> [What is required]: Transcribe the listing below word for word.
+++ Data section
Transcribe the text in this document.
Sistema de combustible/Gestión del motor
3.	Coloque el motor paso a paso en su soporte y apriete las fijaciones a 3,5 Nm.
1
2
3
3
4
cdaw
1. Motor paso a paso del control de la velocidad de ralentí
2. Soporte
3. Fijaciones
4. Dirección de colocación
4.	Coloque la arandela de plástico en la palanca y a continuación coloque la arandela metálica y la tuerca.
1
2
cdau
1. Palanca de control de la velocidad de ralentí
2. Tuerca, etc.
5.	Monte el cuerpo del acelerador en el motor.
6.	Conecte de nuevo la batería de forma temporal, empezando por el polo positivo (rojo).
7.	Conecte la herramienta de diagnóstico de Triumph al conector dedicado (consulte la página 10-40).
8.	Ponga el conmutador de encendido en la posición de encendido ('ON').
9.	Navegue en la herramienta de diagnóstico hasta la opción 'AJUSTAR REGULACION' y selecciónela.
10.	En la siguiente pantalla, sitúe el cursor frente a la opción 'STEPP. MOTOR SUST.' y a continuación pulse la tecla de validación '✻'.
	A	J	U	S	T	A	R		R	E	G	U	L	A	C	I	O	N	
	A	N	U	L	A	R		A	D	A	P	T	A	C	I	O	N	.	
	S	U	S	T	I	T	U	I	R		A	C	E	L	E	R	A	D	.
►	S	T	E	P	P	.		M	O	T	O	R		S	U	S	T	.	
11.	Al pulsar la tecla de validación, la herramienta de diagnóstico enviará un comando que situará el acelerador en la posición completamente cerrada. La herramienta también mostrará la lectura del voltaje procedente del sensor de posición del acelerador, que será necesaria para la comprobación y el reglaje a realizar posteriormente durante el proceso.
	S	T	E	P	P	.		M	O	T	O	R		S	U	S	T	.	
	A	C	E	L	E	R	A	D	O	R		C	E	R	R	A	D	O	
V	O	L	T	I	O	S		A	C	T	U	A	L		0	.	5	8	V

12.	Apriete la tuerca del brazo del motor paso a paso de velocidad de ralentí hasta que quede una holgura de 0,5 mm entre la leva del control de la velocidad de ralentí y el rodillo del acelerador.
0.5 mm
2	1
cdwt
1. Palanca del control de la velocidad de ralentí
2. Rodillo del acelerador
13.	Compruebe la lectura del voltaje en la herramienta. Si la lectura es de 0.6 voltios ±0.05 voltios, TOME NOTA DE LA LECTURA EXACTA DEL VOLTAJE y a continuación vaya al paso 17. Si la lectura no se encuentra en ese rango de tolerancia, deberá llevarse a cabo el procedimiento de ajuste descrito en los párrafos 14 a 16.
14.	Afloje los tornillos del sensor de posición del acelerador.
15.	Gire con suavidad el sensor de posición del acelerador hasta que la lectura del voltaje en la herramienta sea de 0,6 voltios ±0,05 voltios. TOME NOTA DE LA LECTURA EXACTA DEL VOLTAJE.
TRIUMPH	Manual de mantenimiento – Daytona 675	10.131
++++++
> [Problem solution]:
Transcribe the text in this document.
Sistema de combustible/Gestión del motor
3.	Coloque el motor paso a paso en su soporte y apriete las fijaciones a 3,5 Nm.
1
2
3
3
4
cdaw
1. Motor paso a paso del control de la velocidad de ralentí
2. Soporte
3. Fijaciones
4. Dirección de colocación
4.	Coloque la arandela de plástico en la palanca y a continuación coloque la arandela metálica y la tuerca.
1
2
cdau
1. Palanca de control de la velocidad de ralentí
2. Tuerca, etc.
5.	Monte el cuerpo del acelerador en el motor.
6.	Conecte de nuevo la batería de forma temporal, empezando por el polo positivo (rojo).
7.	Conecte la herramienta de diagnóstico de Triumph al conector dedicado (consulte la página 10-40).
8.	Ponga el conmutador de encendido en la posición de encendido ('ON').
9.	Navegue en la herramienta de diagnóstico hasta la opción 'AJUSTAR REGULACION' y selecciónela.
10.	En la siguiente pantalla, sitúe el cursor frente a la opción 'STEPP. MOTOR SUST.' y a continuación pulse la tecla de validación '✻'.
	A	J	U	S	T	A	R		R	E	G	U	L	A	C	I	O	N	
	A	N	U	L	A	R		A	D	A	P	T	A	C	I	O	N	.	
	S	U	S	T	I	T	U	I	R		A	C	E	L	E	R	A	D	.
►	S	T	E	P	P	.		M	O	T	O	R		S	U	S	T	.	
11.	Al pulsar la tecla de validación, la herramienta de diagnóstico enviará un comando que situará el acelerador en la posición completamente cerrada. La herramienta también mostrará la lectura del voltaje procedente del sensor de posición del acelerador, que será necesaria para la comprobación y el reglaje a realizar posteriormente durante el proceso.
	S	T	E	P	P	.		M	O	T	O	R		S	U	S	T	.	
	A	C	E	L	E	R	A	D	O	R		C	E	R	R	A	D	O	
V	O	L	T	I	O	S		A	C	T	U	A	L		0	.	5	8	V

12.	Apriete la tuerca del brazo del motor paso a paso de velocidad de ralentí hasta que quede una holgura de 0,5 mm entre la leva del control de la velocidad de ralentí y el rodillo del acelerador.
0.5 mm
2	1
cdwt
1. Palanca del control de la velocidad de ralentí
2. Rodillo del acelerador
13.	Compruebe la lectura del voltaje en la herramienta. Si la lectura es de 0.6 voltios ±0.05 voltios, TOME NOTA DE LA LECTURA EXACTA DEL VOLTAJE y a continuación vaya al paso 17. Si la lectura no se encuentra en ese rango de tolerancia, deberá llevarse a cabo el procedimiento de ajuste descrito en los párrafos 14 a 16.
14.	Afloje los tornillos del sensor de posición del acelerador.
15.	Gire con suavidad el sensor de posición del acelerador hasta que la lectura del voltaje en la herramienta sea de 0,6 voltios ±0,05 voltios. TOME NOTA DE LA LECTURA EXACTA DEL VOLTAJE.
TRIUMPH	Manual de mantenimiento – Daytona 675	10.131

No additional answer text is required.